Task goal
Identify each line holding the string "name" and copy it.

Dataset content
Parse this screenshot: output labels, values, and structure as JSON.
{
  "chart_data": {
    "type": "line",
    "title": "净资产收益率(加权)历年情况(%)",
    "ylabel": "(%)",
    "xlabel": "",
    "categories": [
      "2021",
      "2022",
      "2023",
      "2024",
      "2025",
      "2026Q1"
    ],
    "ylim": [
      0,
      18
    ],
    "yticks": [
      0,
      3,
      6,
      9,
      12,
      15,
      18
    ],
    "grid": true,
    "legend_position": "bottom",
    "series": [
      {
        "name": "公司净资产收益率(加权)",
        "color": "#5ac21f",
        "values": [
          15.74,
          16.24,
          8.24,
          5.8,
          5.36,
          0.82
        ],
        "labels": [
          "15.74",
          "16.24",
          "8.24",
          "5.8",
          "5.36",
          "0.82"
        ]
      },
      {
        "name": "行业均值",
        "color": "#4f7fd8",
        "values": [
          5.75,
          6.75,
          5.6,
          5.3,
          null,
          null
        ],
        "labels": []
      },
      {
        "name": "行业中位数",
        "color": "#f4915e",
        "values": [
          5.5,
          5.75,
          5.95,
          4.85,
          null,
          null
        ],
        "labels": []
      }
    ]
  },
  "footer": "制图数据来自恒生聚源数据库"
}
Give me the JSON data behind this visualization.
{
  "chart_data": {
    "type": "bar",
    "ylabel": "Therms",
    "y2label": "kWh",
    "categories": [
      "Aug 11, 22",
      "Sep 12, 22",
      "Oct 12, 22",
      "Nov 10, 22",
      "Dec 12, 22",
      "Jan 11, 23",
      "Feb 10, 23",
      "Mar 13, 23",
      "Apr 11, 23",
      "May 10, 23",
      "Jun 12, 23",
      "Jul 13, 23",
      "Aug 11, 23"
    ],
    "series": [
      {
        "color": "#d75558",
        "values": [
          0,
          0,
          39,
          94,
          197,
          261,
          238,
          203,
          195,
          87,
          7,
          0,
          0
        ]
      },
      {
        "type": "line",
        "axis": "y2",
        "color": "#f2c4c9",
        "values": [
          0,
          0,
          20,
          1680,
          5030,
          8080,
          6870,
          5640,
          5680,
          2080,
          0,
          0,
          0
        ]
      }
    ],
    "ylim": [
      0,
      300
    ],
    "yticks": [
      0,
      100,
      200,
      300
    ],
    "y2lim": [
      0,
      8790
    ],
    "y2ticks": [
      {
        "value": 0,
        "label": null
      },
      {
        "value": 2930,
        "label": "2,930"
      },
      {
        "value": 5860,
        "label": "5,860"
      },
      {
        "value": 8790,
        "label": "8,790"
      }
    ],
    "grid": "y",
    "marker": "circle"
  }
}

Solution for this task
        "name": "公司净资产收益率(加权)",
        "name": "行业均值",
        "name": "行业中位数",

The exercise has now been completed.